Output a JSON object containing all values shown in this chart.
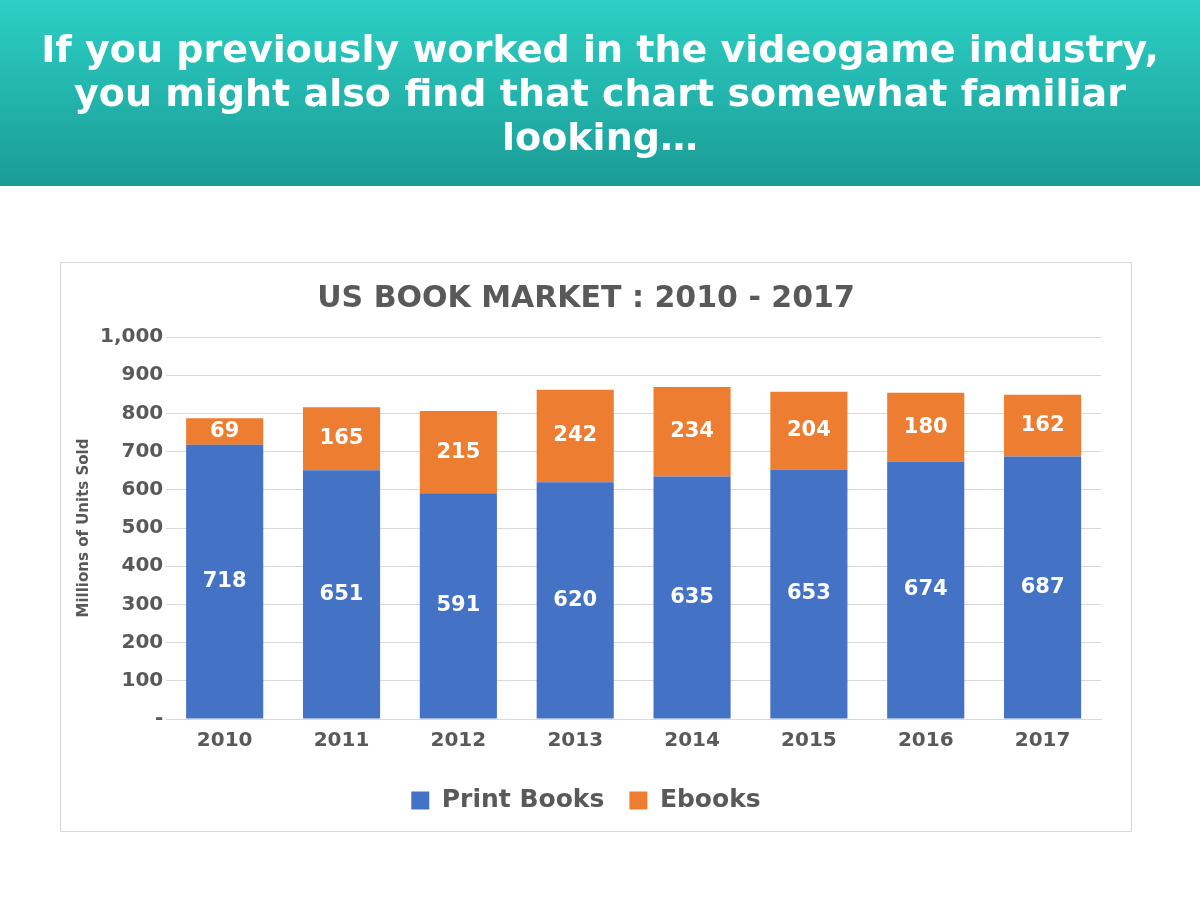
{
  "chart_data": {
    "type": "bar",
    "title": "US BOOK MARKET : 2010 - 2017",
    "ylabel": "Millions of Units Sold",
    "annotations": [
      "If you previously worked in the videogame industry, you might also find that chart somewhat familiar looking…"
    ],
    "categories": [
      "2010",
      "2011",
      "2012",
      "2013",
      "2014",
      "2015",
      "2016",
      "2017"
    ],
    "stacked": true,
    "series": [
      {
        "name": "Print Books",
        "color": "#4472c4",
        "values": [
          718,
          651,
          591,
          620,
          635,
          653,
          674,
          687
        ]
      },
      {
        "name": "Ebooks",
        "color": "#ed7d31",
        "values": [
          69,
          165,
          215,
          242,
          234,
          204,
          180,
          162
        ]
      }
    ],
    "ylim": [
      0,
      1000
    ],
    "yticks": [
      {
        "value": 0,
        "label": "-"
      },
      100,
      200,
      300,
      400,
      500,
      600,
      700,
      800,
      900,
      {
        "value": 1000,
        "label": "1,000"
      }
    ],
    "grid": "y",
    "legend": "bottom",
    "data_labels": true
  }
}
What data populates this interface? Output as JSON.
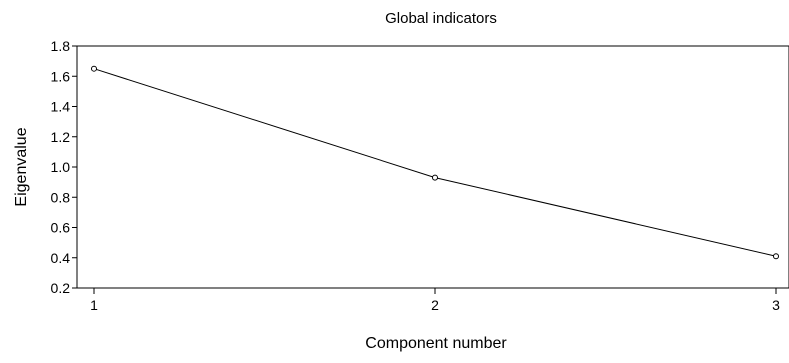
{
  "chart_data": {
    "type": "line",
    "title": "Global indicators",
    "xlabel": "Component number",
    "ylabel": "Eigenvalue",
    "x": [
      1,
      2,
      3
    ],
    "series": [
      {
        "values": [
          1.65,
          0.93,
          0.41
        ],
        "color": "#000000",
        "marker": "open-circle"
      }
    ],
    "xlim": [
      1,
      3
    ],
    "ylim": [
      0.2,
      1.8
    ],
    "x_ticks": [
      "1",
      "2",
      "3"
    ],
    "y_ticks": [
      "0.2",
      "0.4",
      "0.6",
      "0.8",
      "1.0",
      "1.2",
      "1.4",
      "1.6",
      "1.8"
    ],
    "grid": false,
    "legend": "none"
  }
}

::::::::

▸ **Objective**
Exactly the lines from the line with "What data populates" through the last line of the listing, both included, should be extracted, and the pictures left behind.

▸ **Reply to the task**
What data populates this interface? Output as JSON.
{
  "chart_data": {
    "type": "line",
    "title": "Global indicators",
    "xlabel": "Component number",
    "ylabel": "Eigenvalue",
    "x": [
      1,
      2,
      3
    ],
    "series": [
      {
        "values": [
          1.65,
          0.93,
          0.41
        ],
        "color": "#000000",
        "marker": "open-circle"
      }
    ],
    "xlim": [
      1,
      3
    ],
    "ylim": [
      0.2,
      1.8
    ],
    "x_ticks": [
      "1",
      "2",
      "3"
    ],
    "y_ticks": [
      "0.2",
      "0.4",
      "0.6",
      "0.8",
      "1.0",
      "1.2",
      "1.4",
      "1.6",
      "1.8"
    ],
    "grid": false,
    "legend": "none"
  }
}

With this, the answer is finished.